• **Directions**
Select every line holding the word "vous" and copy it.
:: Data supplied
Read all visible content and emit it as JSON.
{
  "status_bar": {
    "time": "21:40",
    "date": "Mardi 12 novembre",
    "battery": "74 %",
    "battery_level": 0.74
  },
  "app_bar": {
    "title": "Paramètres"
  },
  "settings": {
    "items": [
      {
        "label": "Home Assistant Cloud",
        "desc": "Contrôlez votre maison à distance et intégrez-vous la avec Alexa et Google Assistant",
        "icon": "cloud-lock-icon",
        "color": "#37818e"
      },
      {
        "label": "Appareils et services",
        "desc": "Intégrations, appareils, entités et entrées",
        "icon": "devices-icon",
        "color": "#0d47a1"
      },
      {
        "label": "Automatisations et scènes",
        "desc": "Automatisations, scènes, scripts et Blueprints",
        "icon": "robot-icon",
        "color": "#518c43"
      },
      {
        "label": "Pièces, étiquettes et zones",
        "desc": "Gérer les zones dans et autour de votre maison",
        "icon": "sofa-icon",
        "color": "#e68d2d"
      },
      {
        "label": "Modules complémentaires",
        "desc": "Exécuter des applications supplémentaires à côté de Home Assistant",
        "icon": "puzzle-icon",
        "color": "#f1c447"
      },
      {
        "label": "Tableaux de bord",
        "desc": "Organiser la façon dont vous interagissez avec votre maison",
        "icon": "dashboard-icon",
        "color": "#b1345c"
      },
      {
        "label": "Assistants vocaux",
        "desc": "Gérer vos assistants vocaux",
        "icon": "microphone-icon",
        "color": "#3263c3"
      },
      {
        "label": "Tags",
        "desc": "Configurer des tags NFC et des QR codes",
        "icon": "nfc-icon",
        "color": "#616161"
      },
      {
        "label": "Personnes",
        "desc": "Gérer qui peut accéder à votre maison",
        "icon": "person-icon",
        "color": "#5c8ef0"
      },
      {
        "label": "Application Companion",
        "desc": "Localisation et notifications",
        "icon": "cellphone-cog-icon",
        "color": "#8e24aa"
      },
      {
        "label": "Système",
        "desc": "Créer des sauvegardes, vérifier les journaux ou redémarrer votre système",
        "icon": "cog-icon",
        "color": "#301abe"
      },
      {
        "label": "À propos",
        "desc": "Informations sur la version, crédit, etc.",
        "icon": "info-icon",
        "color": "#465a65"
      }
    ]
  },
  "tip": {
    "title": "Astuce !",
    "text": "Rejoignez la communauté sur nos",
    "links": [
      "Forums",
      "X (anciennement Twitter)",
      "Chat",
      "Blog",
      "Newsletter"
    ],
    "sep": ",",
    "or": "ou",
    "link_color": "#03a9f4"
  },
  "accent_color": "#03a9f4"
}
::::
• **Full solution**
        "desc": "Contrôlez votre maison à distance et intégrez-vous la avec Alexa et Google Assistant",
        "desc": "Organiser la façon dont vous interagissez avec votre maison",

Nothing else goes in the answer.